> **Short task**
Sift the listing for lines that hold the string "HOUSE" and pull them out.

[Stored data]
####################

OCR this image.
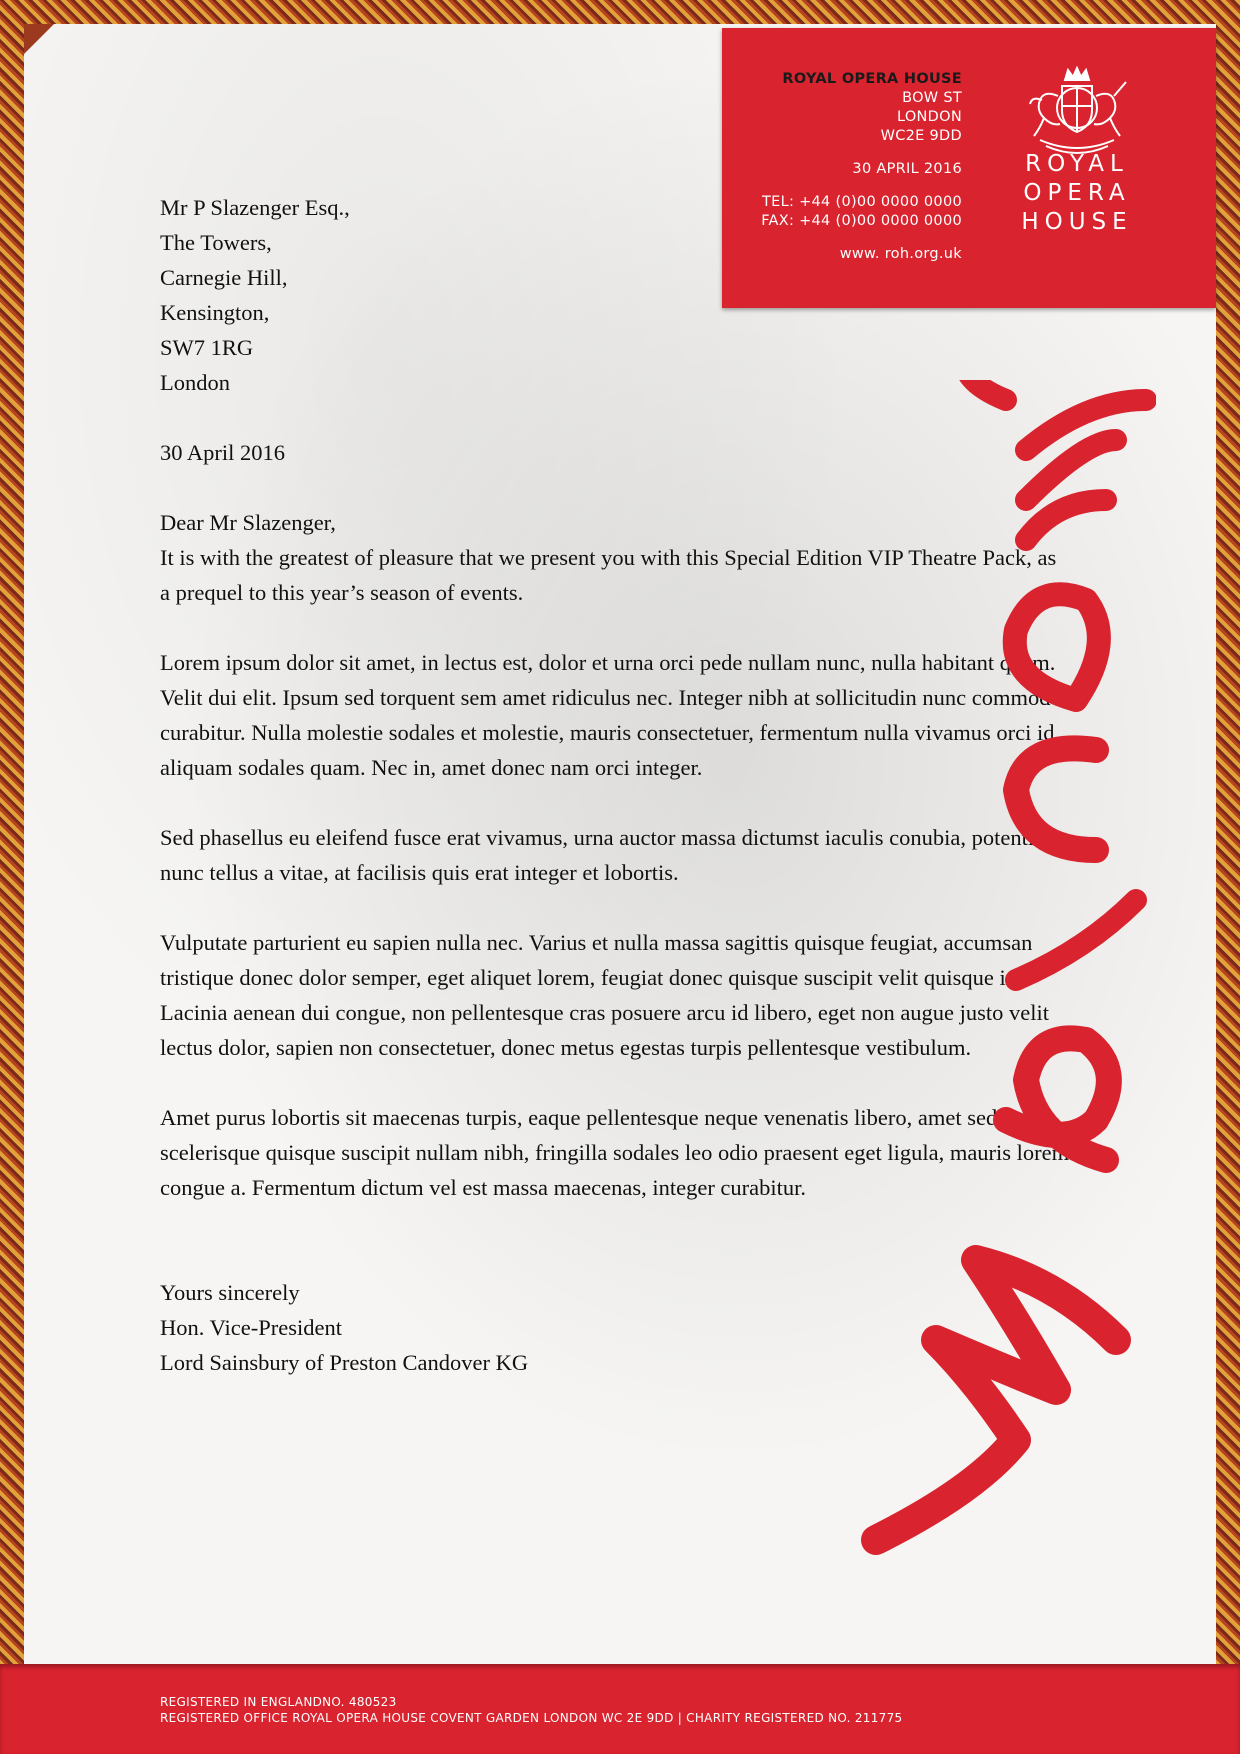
ROYAL OPERA HOUSE
BOW ST
LONDON
WC2E 9DD
30 APRIL 2016
TEL: +44 (0)00 0000 0000
FAX: +44 (0)00 0000 0000
www. roh.org.uk
ROYAL
OPERA
HOUSE

Mr P Slazenger Esq.,

The Towers,

Carnegie Hill,

Kensington,

SW7 1RG

London

30 April 2016

Dear Mr Slazenger,

It is with the greatest of pleasure that we present you with this Special Edition VIP Theatre Pack, as a prequel to this year’s season of events.

Lorem ipsum dolor sit amet, in lectus est, dolor et urna orci pede nullam nunc, nulla habitant quam. Velit dui elit. Ipsum sed torquent sem amet ridiculus nec. Integer nibh at sollicitudin nunc commodo curabitur. Nulla molestie sodales et molestie, mauris consectetuer, fermentum nulla vivamus orci id, aliquam sodales quam. Nec in, amet donec nam orci integer.

Sed phasellus eu eleifend fusce erat vivamus, urna auctor massa dictumst iaculis conubia, potenti nunc tellus a vitae, at facilisis quis erat integer et lobortis.

Vulputate parturient eu sapien nulla nec. Varius et nulla massa sagittis quisque feugiat, accumsan tristique donec dolor semper, eget aliquet lorem, feugiat donec quisque suscipit velit quisque in. Lacinia aenean dui congue, non pellentesque cras posuere arcu id libero, eget non augue justo velit lectus dolor, sapien non consectetuer, donec metus egestas turpis pellentesque vestibulum.

Amet purus lobortis sit maecenas turpis, eaque pellentesque neque venenatis libero, amet sed scelerisque quisque suscipit nullam nibh, fringilla sodales leo odio praesent eget ligula, mauris lorem congue a. Fermentum dictum vel est massa maecenas, integer curabitur.

Yours sincerely

Hon. Vice-President

Lord Sainsbury of Preston Candover KG

REGISTERED IN ENGLANDNO. 480523
REGISTERED OFFICE ROYAL OPERA HOUSE COVENT GARDEN LONDON WC 2E 9DD | CHARITY REGISTERED NO. 211775
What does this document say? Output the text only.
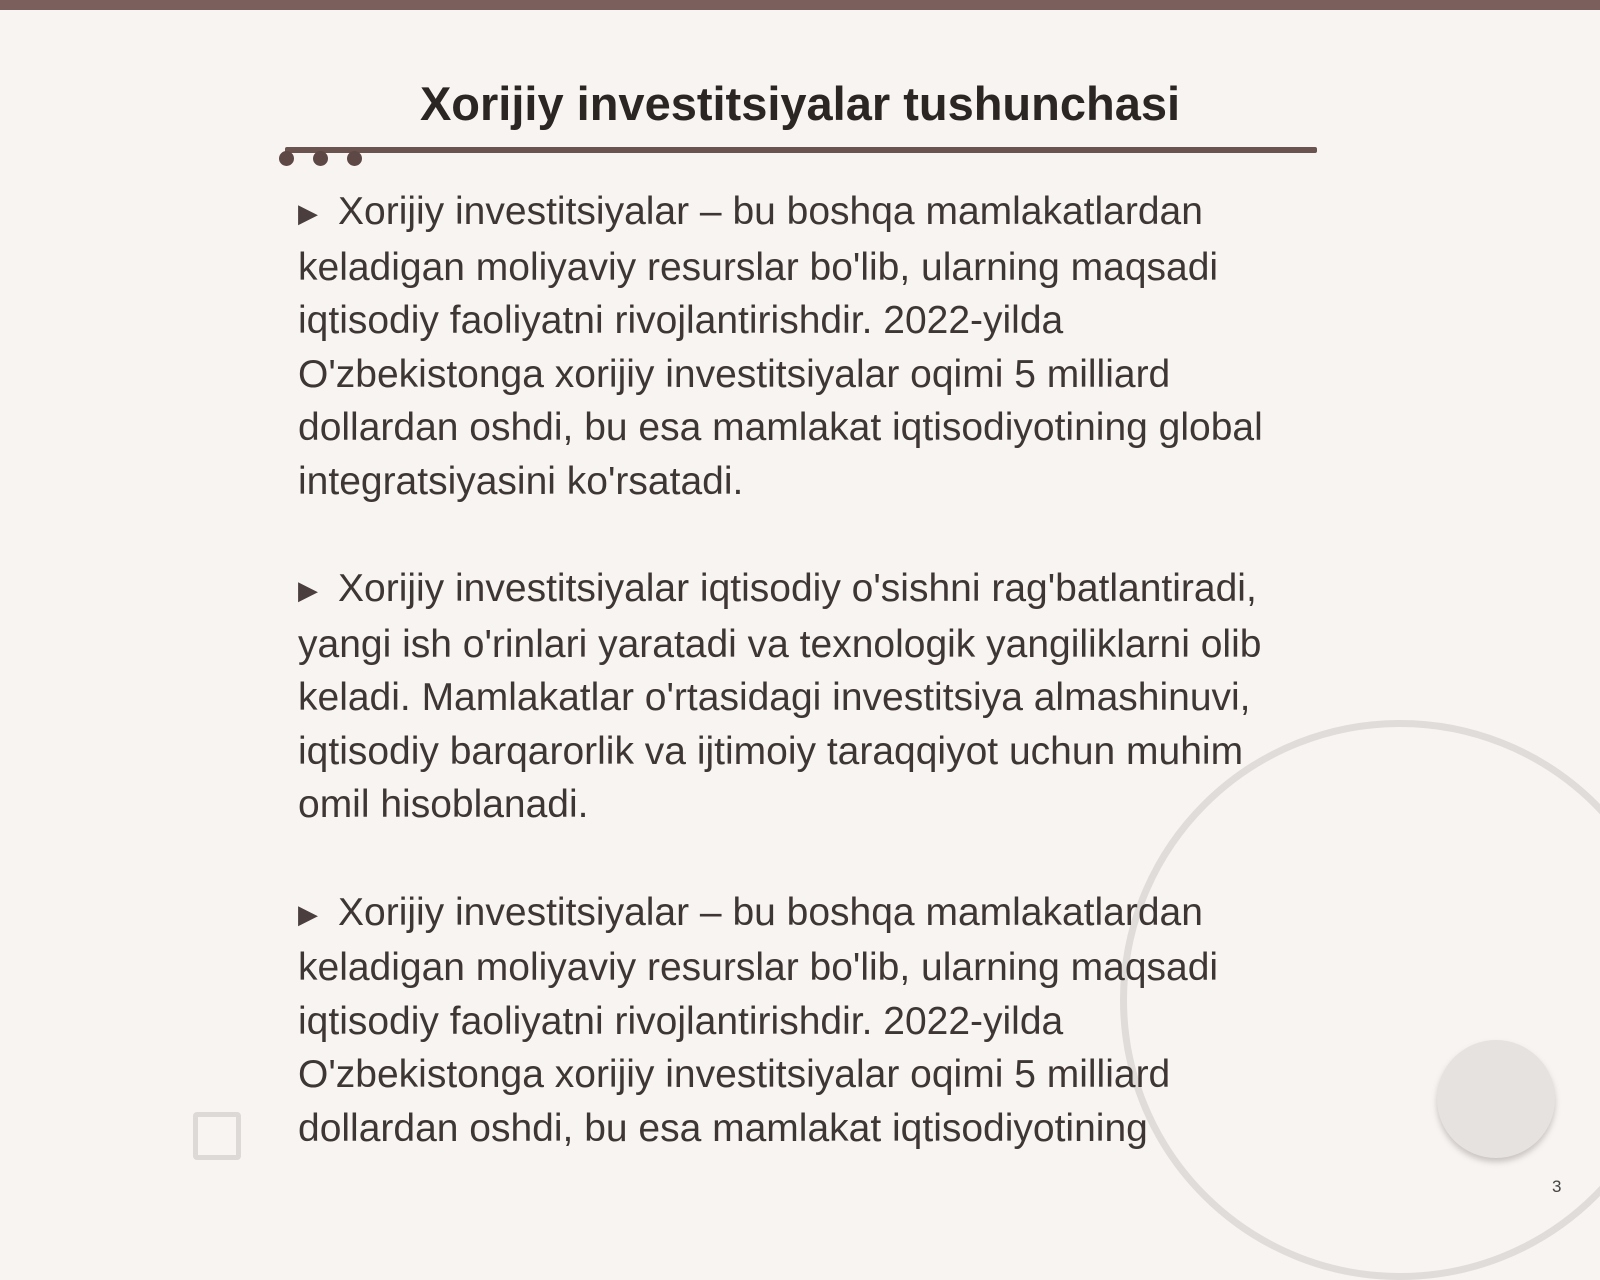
Xorijiy investitsiyalar tushunchasi

▶ Xorijiy investitsiyalar – bu boshqa mamlakatlardan keladigan moliyaviy resurslar bo'lib, ularning maqsadi iqtisodiy faoliyatni rivojlantirishdir. 2022-yilda O'zbekistonga xorijiy investitsiyalar oqimi 5 milliard dollardan oshdi, bu esa mamlakat iqtisodiyotining global integratsiyasini ko'rsatadi.

▶ Xorijiy investitsiyalar iqtisodiy o'sishni rag'batlantiradi, yangi ish o'rinlari yaratadi va texnologik yangiliklarni olib keladi. Mamlakatlar o'rtasidagi investitsiya almashinuvi, iqtisodiy barqarorlik va ijtimoiy taraqqiyot uchun muhim omil hisoblanadi.

▶ Xorijiy investitsiyalar – bu boshqa mamlakatlardan keladigan moliyaviy resurslar bo'lib, ularning maqsadi iqtisodiy faoliyatni rivojlantirishdir. 2022-yilda O'zbekistonga xorijiy investitsiyalar oqimi 5 milliard dollardan oshdi, bu esa mamlakat iqtisodiyotining

3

####################

> **Finished answer**
ROYAL OPERA HOUSE
HOUSE
REGISTERED OFFICE ROYAL OPERA HOUSE COVENT GARDEN LONDON WC 2E 9DD | CHARITY REGISTERED NO. 211775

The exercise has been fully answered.